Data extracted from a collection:
•••

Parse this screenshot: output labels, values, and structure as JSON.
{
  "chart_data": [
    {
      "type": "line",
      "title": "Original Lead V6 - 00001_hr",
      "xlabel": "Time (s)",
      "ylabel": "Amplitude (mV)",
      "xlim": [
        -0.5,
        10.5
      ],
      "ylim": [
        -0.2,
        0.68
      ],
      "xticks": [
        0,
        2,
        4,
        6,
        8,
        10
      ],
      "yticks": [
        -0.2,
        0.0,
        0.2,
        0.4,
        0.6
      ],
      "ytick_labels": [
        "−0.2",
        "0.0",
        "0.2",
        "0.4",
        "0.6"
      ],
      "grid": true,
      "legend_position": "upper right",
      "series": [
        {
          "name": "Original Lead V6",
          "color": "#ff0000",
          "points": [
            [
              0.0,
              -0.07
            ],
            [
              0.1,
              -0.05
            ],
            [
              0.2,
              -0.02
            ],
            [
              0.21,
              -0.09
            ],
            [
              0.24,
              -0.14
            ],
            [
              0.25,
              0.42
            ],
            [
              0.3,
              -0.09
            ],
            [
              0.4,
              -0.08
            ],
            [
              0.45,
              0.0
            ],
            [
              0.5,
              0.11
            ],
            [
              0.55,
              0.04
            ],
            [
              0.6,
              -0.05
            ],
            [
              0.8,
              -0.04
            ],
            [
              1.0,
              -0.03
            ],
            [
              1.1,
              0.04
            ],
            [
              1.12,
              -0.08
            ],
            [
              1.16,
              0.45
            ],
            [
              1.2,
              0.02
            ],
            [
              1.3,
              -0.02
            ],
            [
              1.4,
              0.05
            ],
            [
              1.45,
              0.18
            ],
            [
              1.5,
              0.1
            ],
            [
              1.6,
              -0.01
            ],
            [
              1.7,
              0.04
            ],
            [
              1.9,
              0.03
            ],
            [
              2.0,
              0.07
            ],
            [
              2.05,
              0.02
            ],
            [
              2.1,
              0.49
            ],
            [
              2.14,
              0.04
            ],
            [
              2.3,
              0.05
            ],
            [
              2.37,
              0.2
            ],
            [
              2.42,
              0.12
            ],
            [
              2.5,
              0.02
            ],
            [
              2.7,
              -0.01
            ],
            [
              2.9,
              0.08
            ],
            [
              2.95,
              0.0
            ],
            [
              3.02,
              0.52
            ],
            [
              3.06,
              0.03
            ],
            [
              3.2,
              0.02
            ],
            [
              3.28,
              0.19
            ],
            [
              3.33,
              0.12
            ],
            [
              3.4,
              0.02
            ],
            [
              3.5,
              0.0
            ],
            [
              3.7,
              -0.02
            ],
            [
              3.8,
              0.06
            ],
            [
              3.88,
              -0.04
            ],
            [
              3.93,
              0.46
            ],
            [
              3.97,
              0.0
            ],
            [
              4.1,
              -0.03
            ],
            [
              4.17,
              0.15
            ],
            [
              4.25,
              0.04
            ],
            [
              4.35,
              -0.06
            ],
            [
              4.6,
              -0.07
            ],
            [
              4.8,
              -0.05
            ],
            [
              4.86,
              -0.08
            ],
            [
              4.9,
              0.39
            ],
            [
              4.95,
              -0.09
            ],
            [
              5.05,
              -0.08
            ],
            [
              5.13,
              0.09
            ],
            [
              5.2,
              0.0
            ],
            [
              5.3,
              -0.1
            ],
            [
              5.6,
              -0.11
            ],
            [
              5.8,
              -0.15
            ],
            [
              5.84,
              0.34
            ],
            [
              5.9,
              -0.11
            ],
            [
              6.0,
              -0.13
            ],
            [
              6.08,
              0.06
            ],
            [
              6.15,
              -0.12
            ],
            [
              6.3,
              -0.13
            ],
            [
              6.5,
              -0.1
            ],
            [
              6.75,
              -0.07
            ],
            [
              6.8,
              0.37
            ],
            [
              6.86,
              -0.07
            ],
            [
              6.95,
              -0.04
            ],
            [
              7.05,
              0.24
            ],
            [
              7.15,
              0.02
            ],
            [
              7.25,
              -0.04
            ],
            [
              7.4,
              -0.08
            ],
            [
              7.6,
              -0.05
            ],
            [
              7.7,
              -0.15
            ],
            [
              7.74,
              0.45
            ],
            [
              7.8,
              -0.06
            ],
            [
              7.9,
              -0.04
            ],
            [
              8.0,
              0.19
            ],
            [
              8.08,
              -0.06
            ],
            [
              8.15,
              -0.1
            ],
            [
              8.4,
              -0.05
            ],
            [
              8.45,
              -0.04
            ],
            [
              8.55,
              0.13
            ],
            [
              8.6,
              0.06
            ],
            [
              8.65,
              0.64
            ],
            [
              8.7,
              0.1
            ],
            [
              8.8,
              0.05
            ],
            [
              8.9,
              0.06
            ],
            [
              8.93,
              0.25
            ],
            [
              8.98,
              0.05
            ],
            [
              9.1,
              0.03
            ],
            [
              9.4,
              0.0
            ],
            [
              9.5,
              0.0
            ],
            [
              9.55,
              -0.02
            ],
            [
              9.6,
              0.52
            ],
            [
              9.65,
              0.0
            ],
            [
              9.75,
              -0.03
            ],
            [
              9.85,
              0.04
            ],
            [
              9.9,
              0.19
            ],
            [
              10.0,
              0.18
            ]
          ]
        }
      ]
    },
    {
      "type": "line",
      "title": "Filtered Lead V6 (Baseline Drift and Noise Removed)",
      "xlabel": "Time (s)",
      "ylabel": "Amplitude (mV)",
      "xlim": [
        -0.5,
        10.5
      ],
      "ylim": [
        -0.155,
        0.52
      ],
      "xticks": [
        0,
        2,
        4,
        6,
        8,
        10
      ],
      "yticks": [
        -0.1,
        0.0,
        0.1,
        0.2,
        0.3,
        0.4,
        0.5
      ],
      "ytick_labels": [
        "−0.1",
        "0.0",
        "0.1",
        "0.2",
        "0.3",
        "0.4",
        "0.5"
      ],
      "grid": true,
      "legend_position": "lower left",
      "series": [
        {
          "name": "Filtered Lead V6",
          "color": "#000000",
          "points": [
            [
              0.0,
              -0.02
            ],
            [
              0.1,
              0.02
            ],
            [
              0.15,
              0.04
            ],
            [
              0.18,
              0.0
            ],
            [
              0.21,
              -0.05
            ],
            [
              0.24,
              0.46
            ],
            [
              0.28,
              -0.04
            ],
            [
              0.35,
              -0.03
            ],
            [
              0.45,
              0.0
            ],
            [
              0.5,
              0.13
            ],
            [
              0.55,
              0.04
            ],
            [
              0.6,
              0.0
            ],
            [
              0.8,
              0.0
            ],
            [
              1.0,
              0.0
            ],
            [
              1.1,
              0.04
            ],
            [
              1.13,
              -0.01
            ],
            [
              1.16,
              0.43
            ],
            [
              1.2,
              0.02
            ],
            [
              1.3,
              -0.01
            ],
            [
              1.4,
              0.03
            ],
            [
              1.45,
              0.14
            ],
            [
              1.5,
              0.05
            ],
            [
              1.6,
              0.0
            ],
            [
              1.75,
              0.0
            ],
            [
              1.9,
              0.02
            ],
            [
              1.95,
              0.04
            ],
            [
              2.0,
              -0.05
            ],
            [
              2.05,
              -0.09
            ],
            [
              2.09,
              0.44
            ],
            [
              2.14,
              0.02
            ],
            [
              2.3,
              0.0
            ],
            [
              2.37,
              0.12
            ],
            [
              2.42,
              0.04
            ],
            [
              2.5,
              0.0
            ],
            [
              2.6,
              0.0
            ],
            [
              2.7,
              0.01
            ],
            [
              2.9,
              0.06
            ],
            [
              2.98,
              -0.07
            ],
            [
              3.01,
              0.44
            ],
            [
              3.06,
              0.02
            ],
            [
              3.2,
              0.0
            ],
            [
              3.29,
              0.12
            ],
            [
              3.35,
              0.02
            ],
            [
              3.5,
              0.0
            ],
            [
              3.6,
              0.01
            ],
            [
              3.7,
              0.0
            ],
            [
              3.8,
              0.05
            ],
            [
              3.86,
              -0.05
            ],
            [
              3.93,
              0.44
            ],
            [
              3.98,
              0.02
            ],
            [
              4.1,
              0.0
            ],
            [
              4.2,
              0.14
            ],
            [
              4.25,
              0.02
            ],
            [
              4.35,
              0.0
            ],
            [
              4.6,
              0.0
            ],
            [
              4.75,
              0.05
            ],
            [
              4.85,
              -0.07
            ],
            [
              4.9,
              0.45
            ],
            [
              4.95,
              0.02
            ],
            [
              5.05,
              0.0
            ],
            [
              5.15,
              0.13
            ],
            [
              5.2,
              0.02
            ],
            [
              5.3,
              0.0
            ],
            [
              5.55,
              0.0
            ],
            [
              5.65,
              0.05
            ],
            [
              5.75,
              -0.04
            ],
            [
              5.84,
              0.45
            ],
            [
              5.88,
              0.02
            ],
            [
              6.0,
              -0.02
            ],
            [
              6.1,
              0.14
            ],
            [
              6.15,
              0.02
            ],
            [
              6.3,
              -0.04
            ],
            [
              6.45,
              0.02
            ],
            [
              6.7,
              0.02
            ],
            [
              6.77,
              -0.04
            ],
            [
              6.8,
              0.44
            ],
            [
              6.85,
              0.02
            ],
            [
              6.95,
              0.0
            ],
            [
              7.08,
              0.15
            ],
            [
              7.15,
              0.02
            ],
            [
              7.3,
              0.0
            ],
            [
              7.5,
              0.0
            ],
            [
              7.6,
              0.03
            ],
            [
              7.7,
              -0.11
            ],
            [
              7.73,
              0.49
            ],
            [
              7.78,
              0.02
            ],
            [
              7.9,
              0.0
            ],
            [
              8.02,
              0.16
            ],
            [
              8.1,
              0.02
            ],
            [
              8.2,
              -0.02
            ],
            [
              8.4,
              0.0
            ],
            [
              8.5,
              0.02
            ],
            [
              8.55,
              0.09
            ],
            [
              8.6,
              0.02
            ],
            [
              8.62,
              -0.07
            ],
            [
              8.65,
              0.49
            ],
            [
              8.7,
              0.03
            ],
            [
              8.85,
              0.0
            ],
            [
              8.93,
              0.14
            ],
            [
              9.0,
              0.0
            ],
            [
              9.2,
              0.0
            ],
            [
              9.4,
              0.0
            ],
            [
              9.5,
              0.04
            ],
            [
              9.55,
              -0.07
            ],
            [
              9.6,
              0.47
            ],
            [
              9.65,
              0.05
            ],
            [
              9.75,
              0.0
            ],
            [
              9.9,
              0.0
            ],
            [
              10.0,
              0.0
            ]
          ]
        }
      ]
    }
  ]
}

•••

WRITTEN TASK:
Using the records above, gather all lines where the string "Original" is present.

FULL OUTPUT:
      "title": "Original Lead V6 - 00001_hr",
          "name": "Original Lead V6",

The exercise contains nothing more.